Write the entries below out again exactly; any picture in them stays out.

+ + + + + + +

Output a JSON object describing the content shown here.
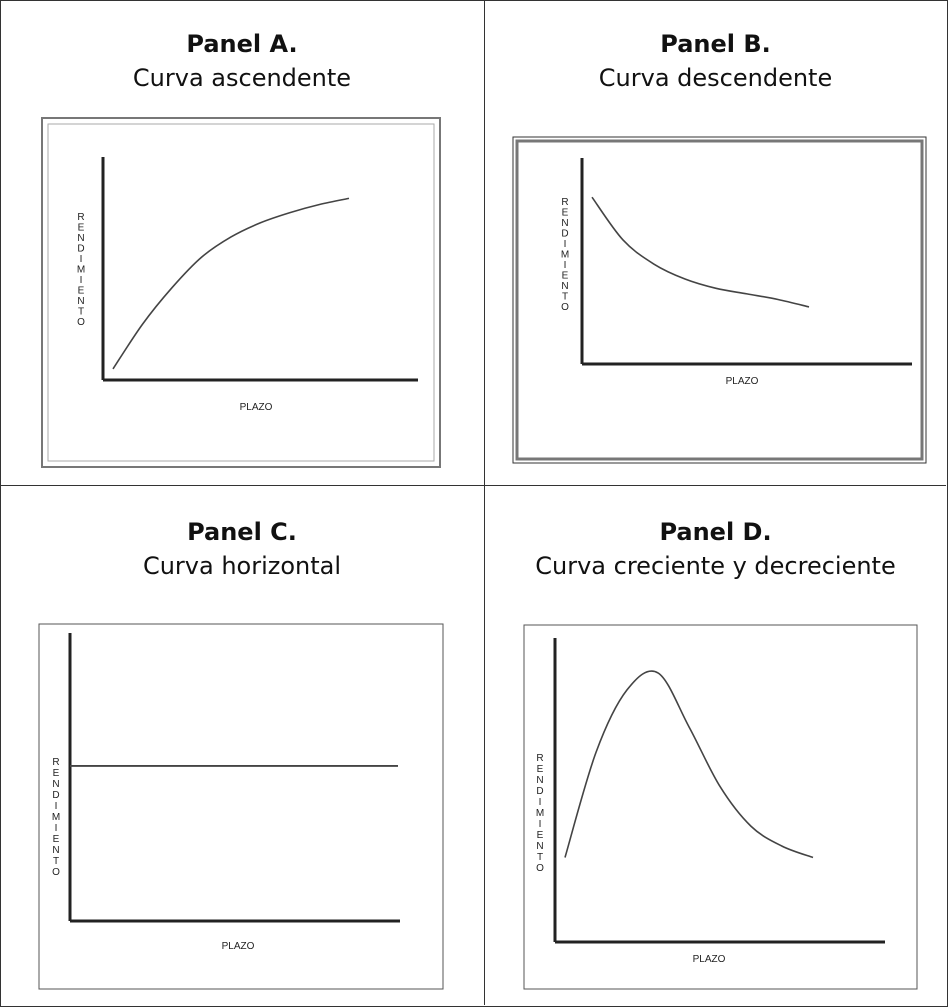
{
  "panels": [
    {
      "heading": "Panel A.",
      "subtitle": "Curva ascendente"
    },
    {
      "heading": "Panel B.",
      "subtitle": "Curva descendente"
    },
    {
      "heading": "Panel C.",
      "subtitle": "Curva horizontal"
    },
    {
      "heading": "Panel D.",
      "subtitle": "Curva creciente y decreciente"
    }
  ],
  "chart_data": [
    {
      "type": "line",
      "title": "Curva ascendente",
      "xlabel": "PLAZO",
      "ylabel": "RENDIMIENTO",
      "xlim": [
        0,
        10
      ],
      "ylim": [
        0,
        10
      ],
      "series": [
        {
          "x": [
            0,
            1,
            2,
            3,
            4,
            5,
            6,
            7,
            8
          ],
          "y": [
            0.3,
            2.5,
            4.3,
            5.8,
            6.8,
            7.5,
            8.0,
            8.4,
            8.7
          ]
        }
      ]
    },
    {
      "type": "line",
      "title": "Curva descendente",
      "xlabel": "PLAZO",
      "ylabel": "RENDIMIENTO",
      "xlim": [
        0,
        10
      ],
      "ylim": [
        0,
        10
      ],
      "series": [
        {
          "x": [
            0,
            1,
            2,
            3,
            4,
            5,
            6,
            7
          ],
          "y": [
            8.7,
            6.4,
            5.1,
            4.3,
            3.8,
            3.5,
            3.2,
            2.8
          ]
        }
      ]
    },
    {
      "type": "line",
      "title": "Curva horizontal",
      "xlabel": "PLAZO",
      "ylabel": "RENDIMIENTO",
      "xlim": [
        0,
        10
      ],
      "ylim": [
        0,
        10
      ],
      "series": [
        {
          "x": [
            0,
            10
          ],
          "y": [
            5.6,
            5.6
          ]
        }
      ]
    },
    {
      "type": "line",
      "title": "Curva creciente y decreciente",
      "xlabel": "PLAZO",
      "ylabel": "RENDIMIENTO",
      "xlim": [
        0,
        10
      ],
      "ylim": [
        0,
        10
      ],
      "series": [
        {
          "x": [
            0,
            1,
            2,
            3,
            4,
            5,
            6,
            7,
            8
          ],
          "y": [
            2.8,
            6.5,
            8.7,
            9.3,
            7.4,
            5.3,
            3.9,
            3.2,
            2.8
          ]
        }
      ]
    }
  ]
}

+ + + + + + +

**REPLY TO THE EXERCISE**
Output a JSON object describing the content shown here.
{
  "panels": [
    {
      "heading": "Panel A.",
      "subtitle": "Curva ascendente"
    },
    {
      "heading": "Panel B.",
      "subtitle": "Curva descendente"
    },
    {
      "heading": "Panel C.",
      "subtitle": "Curva horizontal"
    },
    {
      "heading": "Panel D.",
      "subtitle": "Curva creciente y decreciente"
    }
  ],
  "chart_data": [
    {
      "type": "line",
      "title": "Curva ascendente",
      "xlabel": "PLAZO",
      "ylabel": "RENDIMIENTO",
      "xlim": [
        0,
        10
      ],
      "ylim": [
        0,
        10
      ],
      "series": [
        {
          "x": [
            0,
            1,
            2,
            3,
            4,
            5,
            6,
            7,
            8
          ],
          "y": [
            0.3,
            2.5,
            4.3,
            5.8,
            6.8,
            7.5,
            8.0,
            8.4,
            8.7
          ]
        }
      ]
    },
    {
      "type": "line",
      "title": "Curva descendente",
      "xlabel": "PLAZO",
      "ylabel": "RENDIMIENTO",
      "xlim": [
        0,
        10
      ],
      "ylim": [
        0,
        10
      ],
      "series": [
        {
          "x": [
            0,
            1,
            2,
            3,
            4,
            5,
            6,
            7
          ],
          "y": [
            8.7,
            6.4,
            5.1,
            4.3,
            3.8,
            3.5,
            3.2,
            2.8
          ]
        }
      ]
    },
    {
      "type": "line",
      "title": "Curva horizontal",
      "xlabel": "PLAZO",
      "ylabel": "RENDIMIENTO",
      "xlim": [
        0,
        10
      ],
      "ylim": [
        0,
        10
      ],
      "series": [
        {
          "x": [
            0,
            10
          ],
          "y": [
            5.6,
            5.6
          ]
        }
      ]
    },
    {
      "type": "line",
      "title": "Curva creciente y decreciente",
      "xlabel": "PLAZO",
      "ylabel": "RENDIMIENTO",
      "xlim": [
        0,
        10
      ],
      "ylim": [
        0,
        10
      ],
      "series": [
        {
          "x": [
            0,
            1,
            2,
            3,
            4,
            5,
            6,
            7,
            8
          ],
          "y": [
            2.8,
            6.5,
            8.7,
            9.3,
            7.4,
            5.3,
            3.9,
            3.2,
            2.8
          ]
        }
      ]
    }
  ]
}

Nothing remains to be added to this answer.